> _GIVEN EXERCISE_
Without including any pictures, write out the listing below exactly.
----
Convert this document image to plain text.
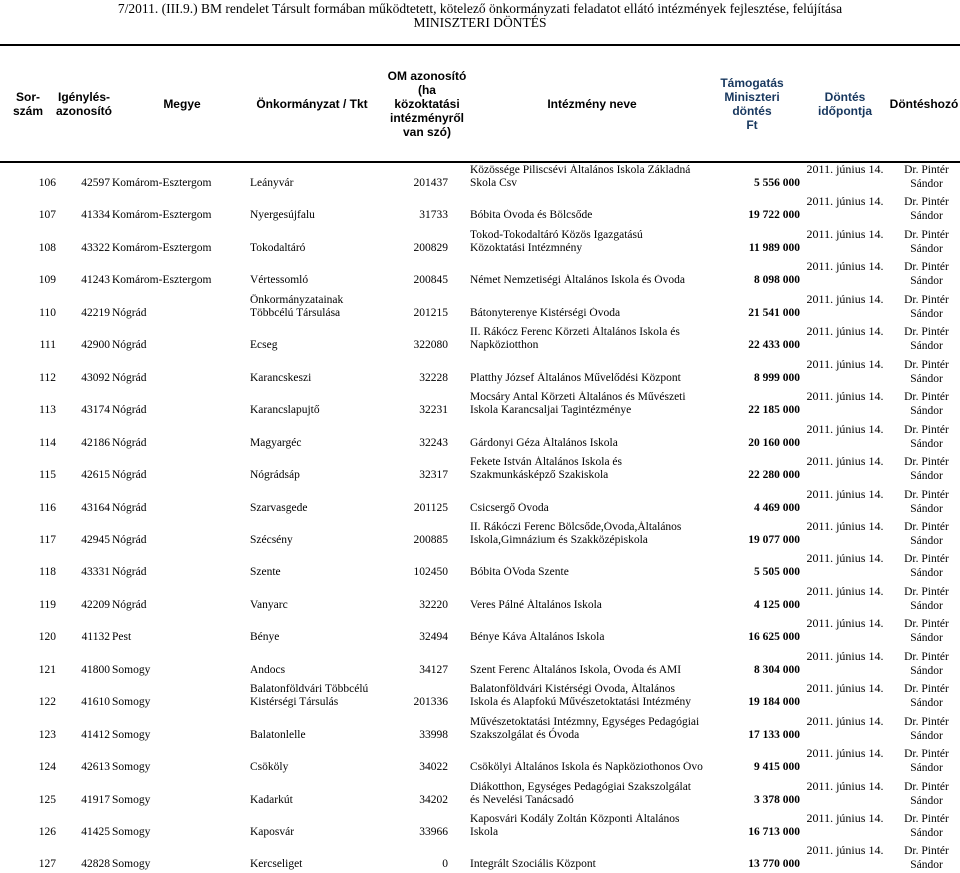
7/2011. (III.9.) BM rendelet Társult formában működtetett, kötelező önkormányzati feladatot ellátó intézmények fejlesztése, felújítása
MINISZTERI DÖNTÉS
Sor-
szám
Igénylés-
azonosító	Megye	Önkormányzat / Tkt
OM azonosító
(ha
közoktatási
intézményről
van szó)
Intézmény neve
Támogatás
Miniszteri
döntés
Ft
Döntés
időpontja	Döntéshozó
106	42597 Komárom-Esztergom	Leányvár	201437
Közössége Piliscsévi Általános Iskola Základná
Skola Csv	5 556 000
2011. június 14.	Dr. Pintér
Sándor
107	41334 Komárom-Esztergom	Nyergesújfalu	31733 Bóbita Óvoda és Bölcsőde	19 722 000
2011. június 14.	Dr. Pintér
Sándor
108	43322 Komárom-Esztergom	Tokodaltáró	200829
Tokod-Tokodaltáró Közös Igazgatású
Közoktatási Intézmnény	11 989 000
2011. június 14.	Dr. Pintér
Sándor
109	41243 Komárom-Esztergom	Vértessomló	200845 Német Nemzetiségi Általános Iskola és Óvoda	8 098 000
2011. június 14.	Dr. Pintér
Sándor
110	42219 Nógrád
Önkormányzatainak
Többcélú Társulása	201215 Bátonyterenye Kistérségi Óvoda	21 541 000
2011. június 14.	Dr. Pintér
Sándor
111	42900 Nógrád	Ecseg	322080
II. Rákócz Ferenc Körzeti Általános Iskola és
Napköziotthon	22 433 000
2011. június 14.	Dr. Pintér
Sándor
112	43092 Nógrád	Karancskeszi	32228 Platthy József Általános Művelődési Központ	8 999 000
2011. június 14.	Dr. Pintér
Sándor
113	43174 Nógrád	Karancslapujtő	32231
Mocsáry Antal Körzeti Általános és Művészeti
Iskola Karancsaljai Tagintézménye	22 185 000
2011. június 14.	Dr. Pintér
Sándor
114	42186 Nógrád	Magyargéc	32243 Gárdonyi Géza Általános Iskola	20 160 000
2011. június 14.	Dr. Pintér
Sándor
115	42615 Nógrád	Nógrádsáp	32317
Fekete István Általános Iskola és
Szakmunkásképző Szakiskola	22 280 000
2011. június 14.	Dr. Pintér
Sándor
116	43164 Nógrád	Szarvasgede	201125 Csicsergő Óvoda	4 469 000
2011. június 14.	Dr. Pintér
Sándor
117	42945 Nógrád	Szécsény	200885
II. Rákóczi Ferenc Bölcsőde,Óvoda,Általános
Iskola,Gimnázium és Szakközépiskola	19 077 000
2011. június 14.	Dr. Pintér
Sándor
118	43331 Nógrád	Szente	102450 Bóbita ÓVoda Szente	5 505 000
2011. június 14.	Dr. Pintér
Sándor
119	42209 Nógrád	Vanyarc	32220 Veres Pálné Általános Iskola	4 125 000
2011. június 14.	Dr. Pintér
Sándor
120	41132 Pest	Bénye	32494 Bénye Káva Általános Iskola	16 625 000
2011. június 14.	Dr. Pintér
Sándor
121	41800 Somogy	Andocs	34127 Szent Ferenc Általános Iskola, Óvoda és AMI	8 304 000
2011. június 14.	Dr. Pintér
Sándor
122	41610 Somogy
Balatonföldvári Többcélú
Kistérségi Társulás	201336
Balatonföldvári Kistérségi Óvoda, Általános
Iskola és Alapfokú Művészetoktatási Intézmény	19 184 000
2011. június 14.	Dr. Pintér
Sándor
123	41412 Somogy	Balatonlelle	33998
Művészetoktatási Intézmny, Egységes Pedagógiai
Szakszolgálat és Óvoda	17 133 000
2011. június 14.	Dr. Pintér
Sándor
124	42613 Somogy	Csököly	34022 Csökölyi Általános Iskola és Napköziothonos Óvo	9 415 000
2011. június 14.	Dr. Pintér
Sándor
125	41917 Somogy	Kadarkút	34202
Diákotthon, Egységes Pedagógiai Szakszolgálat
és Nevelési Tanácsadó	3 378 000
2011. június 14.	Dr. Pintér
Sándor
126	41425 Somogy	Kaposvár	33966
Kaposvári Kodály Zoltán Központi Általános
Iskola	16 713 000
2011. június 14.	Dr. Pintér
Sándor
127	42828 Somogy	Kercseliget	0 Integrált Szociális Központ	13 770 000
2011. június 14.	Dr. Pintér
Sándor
----
> _OUTPUT OF THE TASK_
Convert this document image to plain text.
7/2011. (III.9.) BM rendelet Társult formában működtetett, kötelező önkormányzati feladatot ellátó intézmények fejlesztése, felújítása
MINISZTERI DÖNTÉS
Sor-
szám
Igénylés-
azonosító	Megye	Önkormányzat / Tkt
OM azonosító
(ha
közoktatási
intézményről
van szó)
Intézmény neve
Támogatás
Miniszteri
döntés
Ft
Döntés
időpontja	Döntéshozó
106	42597 Komárom-Esztergom	Leányvár	201437
Közössége Piliscsévi Általános Iskola Základná
Skola Csv	5 556 000
2011. június 14.	Dr. Pintér
Sándor
107	41334 Komárom-Esztergom	Nyergesújfalu	31733 Bóbita Óvoda és Bölcsőde	19 722 000
2011. június 14.	Dr. Pintér
Sándor
108	43322 Komárom-Esztergom	Tokodaltáró	200829
Tokod-Tokodaltáró Közös Igazgatású
Közoktatási Intézmnény	11 989 000
2011. június 14.	Dr. Pintér
Sándor
109	41243 Komárom-Esztergom	Vértessomló	200845 Német Nemzetiségi Általános Iskola és Óvoda	8 098 000
2011. június 14.	Dr. Pintér
Sándor
110	42219 Nógrád
Önkormányzatainak
Többcélú Társulása	201215 Bátonyterenye Kistérségi Óvoda	21 541 000
2011. június 14.	Dr. Pintér
Sándor
111	42900 Nógrád	Ecseg	322080
II. Rákócz Ferenc Körzeti Általános Iskola és
Napköziotthon	22 433 000
2011. június 14.	Dr. Pintér
Sándor
112	43092 Nógrád	Karancskeszi	32228 Platthy József Általános Művelődési Központ	8 999 000
2011. június 14.	Dr. Pintér
Sándor
113	43174 Nógrád	Karancslapujtő	32231
Mocsáry Antal Körzeti Általános és Művészeti
Iskola Karancsaljai Tagintézménye	22 185 000
2011. június 14.	Dr. Pintér
Sándor
114	42186 Nógrád	Magyargéc	32243 Gárdonyi Géza Általános Iskola	20 160 000
2011. június 14.	Dr. Pintér
Sándor
115	42615 Nógrád	Nógrádsáp	32317
Fekete István Általános Iskola és
Szakmunkásképző Szakiskola	22 280 000
2011. június 14.	Dr. Pintér
Sándor
116	43164 Nógrád	Szarvasgede	201125 Csicsergő Óvoda	4 469 000
2011. június 14.	Dr. Pintér
Sándor
117	42945 Nógrád	Szécsény	200885
II. Rákóczi Ferenc Bölcsőde,Óvoda,Általános
Iskola,Gimnázium és Szakközépiskola	19 077 000
2011. június 14.	Dr. Pintér
Sándor
118	43331 Nógrád	Szente	102450 Bóbita ÓVoda Szente	5 505 000
2011. június 14.	Dr. Pintér
Sándor
119	42209 Nógrád	Vanyarc	32220 Veres Pálné Általános Iskola	4 125 000
2011. június 14.	Dr. Pintér
Sándor
120	41132 Pest	Bénye	32494 Bénye Káva Általános Iskola	16 625 000
2011. június 14.	Dr. Pintér
Sándor
121	41800 Somogy	Andocs	34127 Szent Ferenc Általános Iskola, Óvoda és AMI	8 304 000
2011. június 14.	Dr. Pintér
Sándor
122	41610 Somogy
Balatonföldvári Többcélú
Kistérségi Társulás	201336
Balatonföldvári Kistérségi Óvoda, Általános
Iskola és Alapfokú Művészetoktatási Intézmény	19 184 000
2011. június 14.	Dr. Pintér
Sándor
123	41412 Somogy	Balatonlelle	33998
Művészetoktatási Intézmny, Egységes Pedagógiai
Szakszolgálat és Óvoda	17 133 000
2011. június 14.	Dr. Pintér
Sándor
124	42613 Somogy	Csököly	34022 Csökölyi Általános Iskola és Napköziothonos Óvo	9 415 000
2011. június 14.	Dr. Pintér
Sándor
125	41917 Somogy	Kadarkút	34202
Diákotthon, Egységes Pedagógiai Szakszolgálat
és Nevelési Tanácsadó	3 378 000
2011. június 14.	Dr. Pintér
Sándor
126	41425 Somogy	Kaposvár	33966
Kaposvári Kodály Zoltán Központi Általános
Iskola	16 713 000
2011. június 14.	Dr. Pintér
Sándor
127	42828 Somogy	Kercseliget	0 Integrált Szociális Központ	13 770 000
2011. június 14.	Dr. Pintér
Sándor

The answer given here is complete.